» **Figure collection entries**

○ ○ ○ ○ ○ ○ ○

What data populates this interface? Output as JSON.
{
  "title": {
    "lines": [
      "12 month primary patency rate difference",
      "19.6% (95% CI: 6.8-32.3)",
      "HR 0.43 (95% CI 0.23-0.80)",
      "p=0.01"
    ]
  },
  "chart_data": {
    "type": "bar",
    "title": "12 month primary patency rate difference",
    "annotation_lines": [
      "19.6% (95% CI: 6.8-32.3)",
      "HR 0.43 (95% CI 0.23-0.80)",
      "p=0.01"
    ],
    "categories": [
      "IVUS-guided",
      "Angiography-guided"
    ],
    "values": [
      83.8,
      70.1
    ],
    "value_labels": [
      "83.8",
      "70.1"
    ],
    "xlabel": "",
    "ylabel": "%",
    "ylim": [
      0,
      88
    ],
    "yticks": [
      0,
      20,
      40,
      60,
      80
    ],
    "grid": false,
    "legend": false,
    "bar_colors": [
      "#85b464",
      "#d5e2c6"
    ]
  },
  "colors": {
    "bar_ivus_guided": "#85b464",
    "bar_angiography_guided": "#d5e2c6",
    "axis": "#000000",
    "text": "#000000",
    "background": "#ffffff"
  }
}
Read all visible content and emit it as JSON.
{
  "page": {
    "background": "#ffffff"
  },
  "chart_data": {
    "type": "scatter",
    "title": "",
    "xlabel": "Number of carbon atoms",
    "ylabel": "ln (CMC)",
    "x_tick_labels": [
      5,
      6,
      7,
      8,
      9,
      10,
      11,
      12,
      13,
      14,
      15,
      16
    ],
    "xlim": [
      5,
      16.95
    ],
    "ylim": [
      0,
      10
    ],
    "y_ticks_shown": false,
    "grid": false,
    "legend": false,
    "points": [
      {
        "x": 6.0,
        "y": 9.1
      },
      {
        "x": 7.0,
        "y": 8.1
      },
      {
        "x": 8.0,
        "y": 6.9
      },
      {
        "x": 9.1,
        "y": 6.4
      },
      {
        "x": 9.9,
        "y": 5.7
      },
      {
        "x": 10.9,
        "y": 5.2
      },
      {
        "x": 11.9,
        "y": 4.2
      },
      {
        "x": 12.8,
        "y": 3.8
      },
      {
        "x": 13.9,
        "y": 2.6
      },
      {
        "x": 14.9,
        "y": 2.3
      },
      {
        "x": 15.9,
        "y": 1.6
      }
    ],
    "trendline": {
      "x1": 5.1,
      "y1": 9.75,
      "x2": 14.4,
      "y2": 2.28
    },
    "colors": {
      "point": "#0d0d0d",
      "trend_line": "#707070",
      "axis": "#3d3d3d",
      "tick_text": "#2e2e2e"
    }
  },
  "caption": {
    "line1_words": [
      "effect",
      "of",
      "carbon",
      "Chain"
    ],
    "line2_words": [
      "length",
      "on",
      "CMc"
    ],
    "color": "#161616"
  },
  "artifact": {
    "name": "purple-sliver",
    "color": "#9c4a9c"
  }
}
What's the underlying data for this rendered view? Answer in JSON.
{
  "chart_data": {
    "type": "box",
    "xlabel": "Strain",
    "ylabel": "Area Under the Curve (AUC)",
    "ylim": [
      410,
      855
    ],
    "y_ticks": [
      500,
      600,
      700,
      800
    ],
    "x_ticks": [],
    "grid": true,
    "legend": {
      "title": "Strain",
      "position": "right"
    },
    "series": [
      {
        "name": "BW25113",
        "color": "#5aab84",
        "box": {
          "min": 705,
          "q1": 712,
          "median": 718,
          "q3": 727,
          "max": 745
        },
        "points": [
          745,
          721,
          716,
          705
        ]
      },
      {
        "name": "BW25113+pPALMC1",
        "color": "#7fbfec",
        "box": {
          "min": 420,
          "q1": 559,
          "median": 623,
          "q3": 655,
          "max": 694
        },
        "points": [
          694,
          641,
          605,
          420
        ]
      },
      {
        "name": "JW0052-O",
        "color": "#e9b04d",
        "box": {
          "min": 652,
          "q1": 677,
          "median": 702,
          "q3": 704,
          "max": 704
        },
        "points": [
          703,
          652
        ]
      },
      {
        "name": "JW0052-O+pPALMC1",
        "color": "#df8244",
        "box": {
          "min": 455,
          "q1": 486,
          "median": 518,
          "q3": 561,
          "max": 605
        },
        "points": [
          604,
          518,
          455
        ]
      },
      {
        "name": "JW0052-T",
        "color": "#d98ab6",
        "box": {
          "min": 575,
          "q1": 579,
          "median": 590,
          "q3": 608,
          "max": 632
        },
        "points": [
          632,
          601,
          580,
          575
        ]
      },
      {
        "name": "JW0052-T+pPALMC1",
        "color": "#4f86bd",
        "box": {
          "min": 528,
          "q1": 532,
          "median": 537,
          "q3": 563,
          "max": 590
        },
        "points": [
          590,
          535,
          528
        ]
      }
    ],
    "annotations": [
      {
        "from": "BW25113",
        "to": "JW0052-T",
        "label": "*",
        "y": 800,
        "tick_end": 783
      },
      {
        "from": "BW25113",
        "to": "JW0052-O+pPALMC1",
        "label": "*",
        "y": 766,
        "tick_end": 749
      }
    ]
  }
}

○ ○ ○ ○ ○ ○ ○

Repeat the entries exactly, all of them.

» **ANSWER BELOW**
What data populates this interface? Output as JSON.
{
  "title": {
    "lines": [
      "12 month primary patency rate difference",
      "19.6% (95% CI: 6.8-32.3)",
      "HR 0.43 (95% CI 0.23-0.80)",
      "p=0.01"
    ]
  },
  "chart_data": {
    "type": "bar",
    "title": "12 month primary patency rate difference",
    "annotation_lines": [
      "19.6% (95% CI: 6.8-32.3)",
      "HR 0.43 (95% CI 0.23-0.80)",
      "p=0.01"
    ],
    "categories": [
      "IVUS-guided",
      "Angiography-guided"
    ],
    "values": [
      83.8,
      70.1
    ],
    "value_labels": [
      "83.8",
      "70.1"
    ],
    "xlabel": "",
    "ylabel": "%",
    "ylim": [
      0,
      88
    ],
    "yticks": [
      0,
      20,
      40,
      60,
      80
    ],
    "grid": false,
    "legend": false,
    "bar_colors": [
      "#85b464",
      "#d5e2c6"
    ]
  },
  "colors": {
    "bar_ivus_guided": "#85b464",
    "bar_angiography_guided": "#d5e2c6",
    "axis": "#000000",
    "text": "#000000",
    "background": "#ffffff"
  }
}
Read all visible content and emit it as JSON.
{
  "page": {
    "background": "#ffffff"
  },
  "chart_data": {
    "type": "scatter",
    "title": "",
    "xlabel": "Number of carbon atoms",
    "ylabel": "ln (CMC)",
    "x_tick_labels": [
      5,
      6,
      7,
      8,
      9,
      10,
      11,
      12,
      13,
      14,
      15,
      16
    ],
    "xlim": [
      5,
      16.95
    ],
    "ylim": [
      0,
      10
    ],
    "y_ticks_shown": false,
    "grid": false,
    "legend": false,
    "points": [
      {
        "x": 6.0,
        "y": 9.1
      },
      {
        "x": 7.0,
        "y": 8.1
      },
      {
        "x": 8.0,
        "y": 6.9
      },
      {
        "x": 9.1,
        "y": 6.4
      },
      {
        "x": 9.9,
        "y": 5.7
      },
      {
        "x": 10.9,
        "y": 5.2
      },
      {
        "x": 11.9,
        "y": 4.2
      },
      {
        "x": 12.8,
        "y": 3.8
      },
      {
        "x": 13.9,
        "y": 2.6
      },
      {
        "x": 14.9,
        "y": 2.3
      },
      {
        "x": 15.9,
        "y": 1.6
      }
    ],
    "trendline": {
      "x1": 5.1,
      "y1": 9.75,
      "x2": 14.4,
      "y2": 2.28
    },
    "colors": {
      "point": "#0d0d0d",
      "trend_line": "#707070",
      "axis": "#3d3d3d",
      "tick_text": "#2e2e2e"
    }
  },
  "caption": {
    "line1_words": [
      "effect",
      "of",
      "carbon",
      "Chain"
    ],
    "line2_words": [
      "length",
      "on",
      "CMc"
    ],
    "color": "#161616"
  },
  "artifact": {
    "name": "purple-sliver",
    "color": "#9c4a9c"
  }
}
What's the underlying data for this rendered view? Answer in JSON.
{
  "chart_data": {
    "type": "box",
    "xlabel": "Strain",
    "ylabel": "Area Under the Curve (AUC)",
    "ylim": [
      410,
      855
    ],
    "y_ticks": [
      500,
      600,
      700,
      800
    ],
    "x_ticks": [],
    "grid": true,
    "legend": {
      "title": "Strain",
      "position": "right"
    },
    "series": [
      {
        "name": "BW25113",
        "color": "#5aab84",
        "box": {
          "min": 705,
          "q1": 712,
          "median": 718,
          "q3": 727,
          "max": 745
        },
        "points": [
          745,
          721,
          716,
          705
        ]
      },
      {
        "name": "BW25113+pPALMC1",
        "color": "#7fbfec",
        "box": {
          "min": 420,
          "q1": 559,
          "median": 623,
          "q3": 655,
          "max": 694
        },
        "points": [
          694,
          641,
          605,
          420
        ]
      },
      {
        "name": "JW0052-O",
        "color": "#e9b04d",
        "box": {
          "min": 652,
          "q1": 677,
          "median": 702,
          "q3": 704,
          "max": 704
        },
        "points": [
          703,
          652
        ]
      },
      {
        "name": "JW0052-O+pPALMC1",
        "color": "#df8244",
        "box": {
          "min": 455,
          "q1": 486,
          "median": 518,
          "q3": 561,
          "max": 605
        },
        "points": [
          604,
          518,
          455
        ]
      },
      {
        "name": "JW0052-T",
        "color": "#d98ab6",
        "box": {
          "min": 575,
          "q1": 579,
          "median": 590,
          "q3": 608,
          "max": 632
        },
        "points": [
          632,
          601,
          580,
          575
        ]
      },
      {
        "name": "JW0052-T+pPALMC1",
        "color": "#4f86bd",
        "box": {
          "min": 528,
          "q1": 532,
          "median": 537,
          "q3": 563,
          "max": 590
        },
        "points": [
          590,
          535,
          528
        ]
      }
    ],
    "annotations": [
      {
        "from": "BW25113",
        "to": "JW0052-T",
        "label": "*",
        "y": 800,
        "tick_end": 783
      },
      {
        "from": "BW25113",
        "to": "JW0052-O+pPALMC1",
        "label": "*",
        "y": 766,
        "tick_end": 749
      }
    ]
  }
}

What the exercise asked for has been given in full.